Passage for review:
Restrictions with Holes

With the introduction of CRISPR, genetically modified somatic stem cells were made possible and researched worldwide. However, further advancement of its uses on human germline cells have been on hold by the US in consideration of public discontent and the technology’s uncertainty. Due to ethical debate and safety concerns, federal money is prohibited from being used to fund research on human embryos, and laws restrict gene editing that can be passed to future generations. In most jurisdictions, human embryo cultures are restricted from developing for more than 14 days, completely limiting the risk of forming a new creation, but in effect limiting advancement in embryonic research. Even with its set limitations, people are concerned about the number of embryos being used by scientists and how these researchers are obtaining them.

Privately funded research, however, has always been ongoing unseen from public eye. Dieter Egli from Columbia University came forward last week that he’d been experimenting with CRISPR to fix retinitis pigmentosa, a form of color blindness in mutated sperm cells, by editing nucleotides in embryos. Many describe this as inhumane and bending the legal  bounds, but his argument is that we can’t simply let go of an opportunity to eradicate hereditary diseases that have been ongoing for centuries. He hasn’t conducted any patient trials yet, and cautions that he knows more than to simply inject the gene and expect it to work perfectly.

Potential Exploitation and Misuse

Ironically, CRISPR DIY kits can be purchased by just about anyone for about a few hundred dollars. Essentially anyone who is knowledgeable and interested about genomics would be able to experiment with it freely. Although it’s targeted for young scientists to become interested and educated in genomic research, it does have the potential of being exploited.

It may seem improbable that gene editing could develop to alter physical human attributes since modern practices are focused on therapeutic purposes. However, considering the pace of its development and popularity worldwide, the unnerving idea of a designer baby being created by gene editing worries the public. Some even worry of its capability to magnify the wealth disparity, where we’d live in a world where the rich who can afford genetic altering and prevention from professionals are “superior” to those who can’t and suffer disorders and illnesses. People claim that the risk isn’t entirely just safety concerns, but it’s the people that could go rogue with this new biotechnology by mass engineering humans, creating a recipe to the “ideal human being.” Although this might seem like an overreaction to the current research on preventing genetic disorders, the optimism of its unending capabilities would surely catalyze its advancement without adequate restrictions.

        Those that argue there is no pressing need to be experimenting with embryonic research are viewed as selfish in the eyes of parents who are desperate to prevent an inheritable disease from being passed to their kids. In my perspective though, it is too risky to jeopardize two human lives for the potential of a treatment, at least with current day’s technology and intellect. We have yet to confirm of any infallible ways to get into a pregnant woman’s fetus, and there is simply too much risk of other health defects that may be tied to altering a single gene. Although this revolutionary practice could potentially make our kids immune to all disorders and pathogens, I think we are asking for too much control over evolution’s discourse. Ethical questions of modifying nature’s ways question if humans are seeking too much power, trying to act as gods.

Given records:
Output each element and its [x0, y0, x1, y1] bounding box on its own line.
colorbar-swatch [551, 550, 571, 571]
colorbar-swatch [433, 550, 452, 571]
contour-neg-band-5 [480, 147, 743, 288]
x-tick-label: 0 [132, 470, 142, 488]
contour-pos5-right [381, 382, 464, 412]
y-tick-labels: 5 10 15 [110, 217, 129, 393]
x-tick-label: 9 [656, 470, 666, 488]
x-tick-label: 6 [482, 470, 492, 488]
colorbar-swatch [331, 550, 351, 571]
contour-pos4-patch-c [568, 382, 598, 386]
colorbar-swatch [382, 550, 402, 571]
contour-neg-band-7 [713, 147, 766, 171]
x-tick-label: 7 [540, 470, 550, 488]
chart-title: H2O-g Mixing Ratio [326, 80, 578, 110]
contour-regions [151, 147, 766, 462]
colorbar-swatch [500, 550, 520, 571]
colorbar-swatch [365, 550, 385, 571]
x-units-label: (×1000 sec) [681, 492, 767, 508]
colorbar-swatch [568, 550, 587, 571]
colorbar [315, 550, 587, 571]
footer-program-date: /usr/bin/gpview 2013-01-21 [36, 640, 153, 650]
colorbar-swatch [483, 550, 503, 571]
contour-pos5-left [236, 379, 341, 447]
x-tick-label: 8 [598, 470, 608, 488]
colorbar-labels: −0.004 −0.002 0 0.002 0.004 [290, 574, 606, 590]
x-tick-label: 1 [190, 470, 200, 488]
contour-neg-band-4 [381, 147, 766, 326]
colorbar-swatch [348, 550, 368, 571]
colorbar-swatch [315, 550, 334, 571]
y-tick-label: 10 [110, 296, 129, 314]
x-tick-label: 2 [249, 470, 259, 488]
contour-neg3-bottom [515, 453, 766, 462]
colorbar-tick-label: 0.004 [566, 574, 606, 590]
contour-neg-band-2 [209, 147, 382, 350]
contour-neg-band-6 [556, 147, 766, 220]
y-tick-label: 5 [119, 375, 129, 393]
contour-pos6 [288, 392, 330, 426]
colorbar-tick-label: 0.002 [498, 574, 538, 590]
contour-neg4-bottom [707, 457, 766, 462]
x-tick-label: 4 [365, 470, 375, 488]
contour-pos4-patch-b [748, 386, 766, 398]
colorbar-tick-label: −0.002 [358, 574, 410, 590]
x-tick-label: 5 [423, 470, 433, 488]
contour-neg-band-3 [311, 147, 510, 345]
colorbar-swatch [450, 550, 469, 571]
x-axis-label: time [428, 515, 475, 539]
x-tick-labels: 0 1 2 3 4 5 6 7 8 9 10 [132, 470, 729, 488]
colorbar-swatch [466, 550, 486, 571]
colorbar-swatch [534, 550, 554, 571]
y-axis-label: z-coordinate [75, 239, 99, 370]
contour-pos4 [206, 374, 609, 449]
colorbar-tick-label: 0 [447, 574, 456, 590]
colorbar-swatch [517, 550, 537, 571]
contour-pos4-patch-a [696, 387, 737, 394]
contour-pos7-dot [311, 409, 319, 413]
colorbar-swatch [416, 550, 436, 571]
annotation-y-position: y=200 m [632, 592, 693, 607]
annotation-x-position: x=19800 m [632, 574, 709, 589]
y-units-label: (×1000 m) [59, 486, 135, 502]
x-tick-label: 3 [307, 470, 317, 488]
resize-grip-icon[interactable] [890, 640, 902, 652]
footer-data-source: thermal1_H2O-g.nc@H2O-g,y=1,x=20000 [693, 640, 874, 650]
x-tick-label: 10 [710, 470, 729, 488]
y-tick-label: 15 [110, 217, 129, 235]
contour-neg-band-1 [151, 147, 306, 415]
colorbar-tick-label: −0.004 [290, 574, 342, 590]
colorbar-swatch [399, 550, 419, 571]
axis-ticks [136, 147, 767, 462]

Directions: Could you extract the passage of the CRISPR essay starting with "Potential Exploitation and" and going on through "of being exploited.", word for word?

Written reply:
Potential Exploitation and Misuse

Ironically, CRISPR DIY kits can be purchased by just about anyone for about a few hundred dollars. Essentially anyone who is knowledgeable and interested about genomics would be able to experiment with it freely. Although it’s targeted for young scientists to become interested and educated in genomic research, it does have the potential of being exploited.